*** MATERIALS PROVIDED
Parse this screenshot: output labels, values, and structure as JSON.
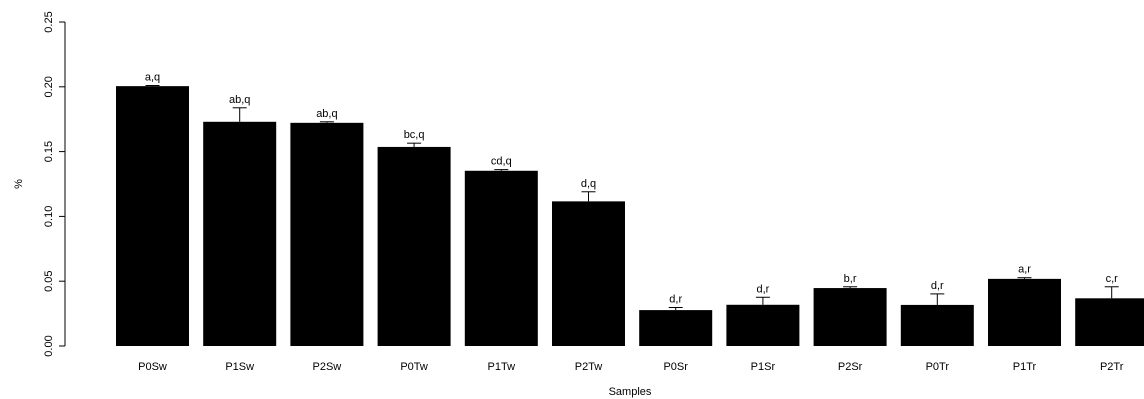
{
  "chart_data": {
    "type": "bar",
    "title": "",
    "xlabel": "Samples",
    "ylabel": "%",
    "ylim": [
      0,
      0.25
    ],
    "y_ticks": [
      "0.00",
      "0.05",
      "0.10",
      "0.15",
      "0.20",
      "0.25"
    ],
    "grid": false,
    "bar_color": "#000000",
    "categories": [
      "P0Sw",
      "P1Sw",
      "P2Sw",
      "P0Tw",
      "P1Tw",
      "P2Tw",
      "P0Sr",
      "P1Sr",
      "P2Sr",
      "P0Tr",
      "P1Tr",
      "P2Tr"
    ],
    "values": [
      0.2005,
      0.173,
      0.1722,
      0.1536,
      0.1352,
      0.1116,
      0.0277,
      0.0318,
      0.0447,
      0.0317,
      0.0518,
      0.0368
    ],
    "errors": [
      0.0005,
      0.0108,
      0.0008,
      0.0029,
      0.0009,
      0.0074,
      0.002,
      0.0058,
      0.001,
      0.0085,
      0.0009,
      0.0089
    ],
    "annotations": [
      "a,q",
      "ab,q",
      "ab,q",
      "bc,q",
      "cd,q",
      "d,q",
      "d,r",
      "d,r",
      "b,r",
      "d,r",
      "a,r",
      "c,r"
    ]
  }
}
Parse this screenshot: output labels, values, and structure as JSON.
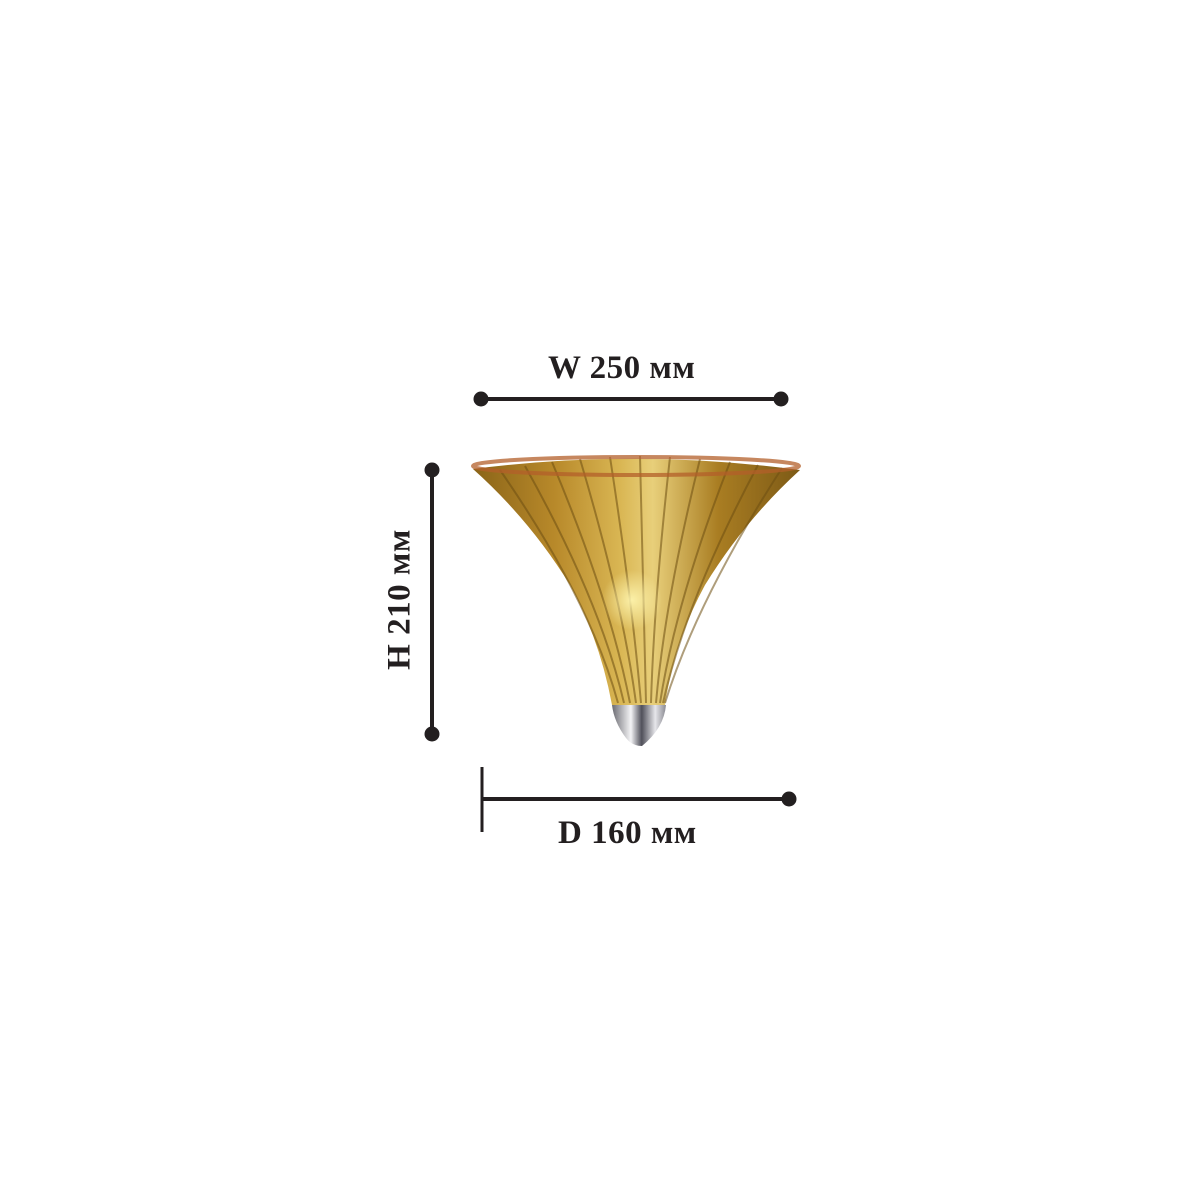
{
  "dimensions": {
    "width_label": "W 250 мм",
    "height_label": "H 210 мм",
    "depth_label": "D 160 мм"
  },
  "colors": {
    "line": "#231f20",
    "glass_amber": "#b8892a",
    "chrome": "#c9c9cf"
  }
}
******
§ **SHORT PROBLEM**
In the copy, include no pictures; restate the listing above exactly.

§ **ANSWER IN FULL**
Parse this screenshot: output labels, values, and structure as JSON.
{
  "chart_data": {
    "type": "bar",
    "title": "",
    "xlabel": "Samples",
    "ylabel": "%",
    "ylim": [
      0,
      0.25
    ],
    "y_ticks": [
      "0.00",
      "0.05",
      "0.10",
      "0.15",
      "0.20",
      "0.25"
    ],
    "grid": false,
    "bar_color": "#000000",
    "categories": [
      "P0Sw",
      "P1Sw",
      "P2Sw",
      "P0Tw",
      "P1Tw",
      "P2Tw",
      "P0Sr",
      "P1Sr",
      "P2Sr",
      "P0Tr",
      "P1Tr",
      "P2Tr"
    ],
    "values": [
      0.2005,
      0.173,
      0.1722,
      0.1536,
      0.1352,
      0.1116,
      0.0277,
      0.0318,
      0.0447,
      0.0317,
      0.0518,
      0.0368
    ],
    "errors": [
      0.0005,
      0.0108,
      0.0008,
      0.0029,
      0.0009,
      0.0074,
      0.002,
      0.0058,
      0.001,
      0.0085,
      0.0009,
      0.0089
    ],
    "annotations": [
      "a,q",
      "ab,q",
      "ab,q",
      "bc,q",
      "cd,q",
      "d,q",
      "d,r",
      "d,r",
      "b,r",
      "d,r",
      "a,r",
      "c,r"
    ]
  }
}
Parse this screenshot: output labels, values, and structure as JSON.
{
  "dimensions": {
    "width_label": "W 250 мм",
    "height_label": "H 210 мм",
    "depth_label": "D 160 мм"
  },
  "colors": {
    "line": "#231f20",
    "glass_amber": "#b8892a",
    "chrome": "#c9c9cf"
  }
}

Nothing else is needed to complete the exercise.